EXERCISE
Within this material, how many lines have the string "title" in them? The answer is a number, with nothing added.

......

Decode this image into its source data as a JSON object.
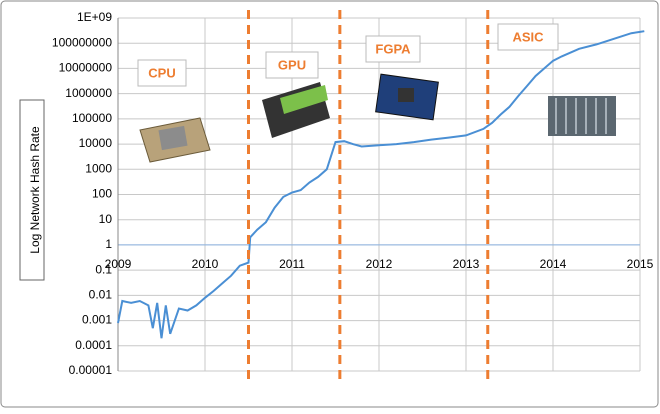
{
  "chart_data": {
    "type": "line",
    "y_label": "Log Network Hash Rate",
    "log_y": true,
    "grid": true,
    "color": "#4a8fd4",
    "divider_color": "#ed7d31",
    "axis_crosses_at": 1,
    "annotations": [
      "CPU",
      "GPU",
      "FGPA",
      "ASIC"
    ],
    "dividers": [
      2010.5,
      2011.55,
      2013.25
    ],
    "x": [
      2009.0,
      2009.05,
      2009.15,
      2009.25,
      2009.35,
      2009.4,
      2009.45,
      2009.5,
      2009.55,
      2009.6,
      2009.7,
      2009.8,
      2009.9,
      2010.0,
      2010.1,
      2010.2,
      2010.3,
      2010.4,
      2010.5,
      2010.52,
      2010.6,
      2010.7,
      2010.8,
      2010.9,
      2011.0,
      2011.1,
      2011.2,
      2011.3,
      2011.4,
      2011.5,
      2011.6,
      2011.7,
      2011.8,
      2012.0,
      2012.2,
      2012.4,
      2012.6,
      2012.8,
      2013.0,
      2013.2,
      2013.3,
      2013.4,
      2013.5,
      2013.6,
      2013.7,
      2013.8,
      2013.9,
      2014.0,
      2014.1,
      2014.3,
      2014.5,
      2014.7,
      2014.9,
      2015.0,
      2015.05
    ],
    "values": [
      0.0008,
      0.006,
      0.005,
      0.006,
      0.004,
      0.0005,
      0.005,
      0.0002,
      0.004,
      0.0003,
      0.003,
      0.0025,
      0.004,
      0.008,
      0.015,
      0.03,
      0.06,
      0.15,
      0.2,
      2,
      4,
      8,
      30,
      80,
      120,
      150,
      300,
      500,
      1000,
      12000,
      13000,
      10000,
      8000,
      9000,
      10000,
      12000,
      15000,
      18000,
      22000,
      40000,
      70000,
      150000,
      300000,
      800000,
      2000000,
      5000000,
      10000000,
      20000000,
      30000000,
      60000000,
      90000000,
      150000000,
      250000000,
      280000000,
      300000000
    ],
    "xlim": [
      2009,
      2015
    ],
    "xticks": [
      2009,
      2010,
      2011,
      2012,
      2013,
      2014,
      2015
    ],
    "ylim": [
      1e-05,
      1000000000
    ],
    "yticks": [
      {
        "value": 1000000000,
        "label": "1E+09"
      },
      100000000,
      10000000,
      1000000,
      100000,
      10000,
      1000,
      100,
      10,
      1,
      0.1,
      0.01,
      0.001,
      0.0001,
      1e-05
    ]
  }
}
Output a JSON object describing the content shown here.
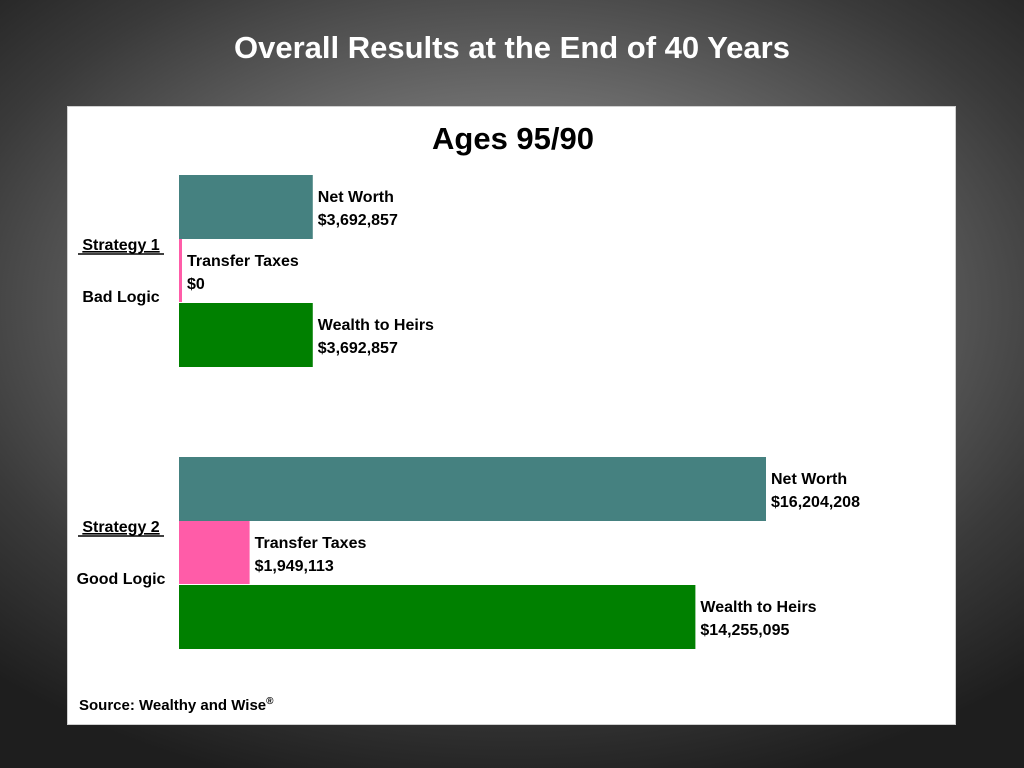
{
  "slide": {
    "title": "Overall Results at the End of 40 Years"
  },
  "chart_data": {
    "type": "bar",
    "orientation": "horizontal",
    "title": "Ages 95/90",
    "source": "Source:  Wealthy and Wise",
    "source_mark": "®",
    "groups": [
      {
        "label": "Strategy 1",
        "sublabel": "Bad Logic",
        "bars": [
          {
            "name": "Net Worth",
            "value": 3692857,
            "label": "$3,692,857",
            "color": "#458180"
          },
          {
            "name": "Transfer Taxes",
            "value": 0,
            "label": "$0",
            "color": "#ff5ca8"
          },
          {
            "name": "Wealth to Heirs",
            "value": 3692857,
            "label": "$3,692,857",
            "color": "#008000"
          }
        ]
      },
      {
        "label": "Strategy 2",
        "sublabel": "Good Logic",
        "bars": [
          {
            "name": "Net Worth",
            "value": 16204208,
            "label": "$16,204,208",
            "color": "#458180"
          },
          {
            "name": "Transfer Taxes",
            "value": 1949113,
            "label": "$1,949,113",
            "color": "#ff5ca8"
          },
          {
            "name": "Wealth to Heirs",
            "value": 14255095,
            "label": "$14,255,095",
            "color": "#008000"
          }
        ]
      }
    ],
    "xlim": [
      0,
      16204208
    ],
    "grid": false,
    "legend": "none"
  }
}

......

EXERCISE OUTPUT
2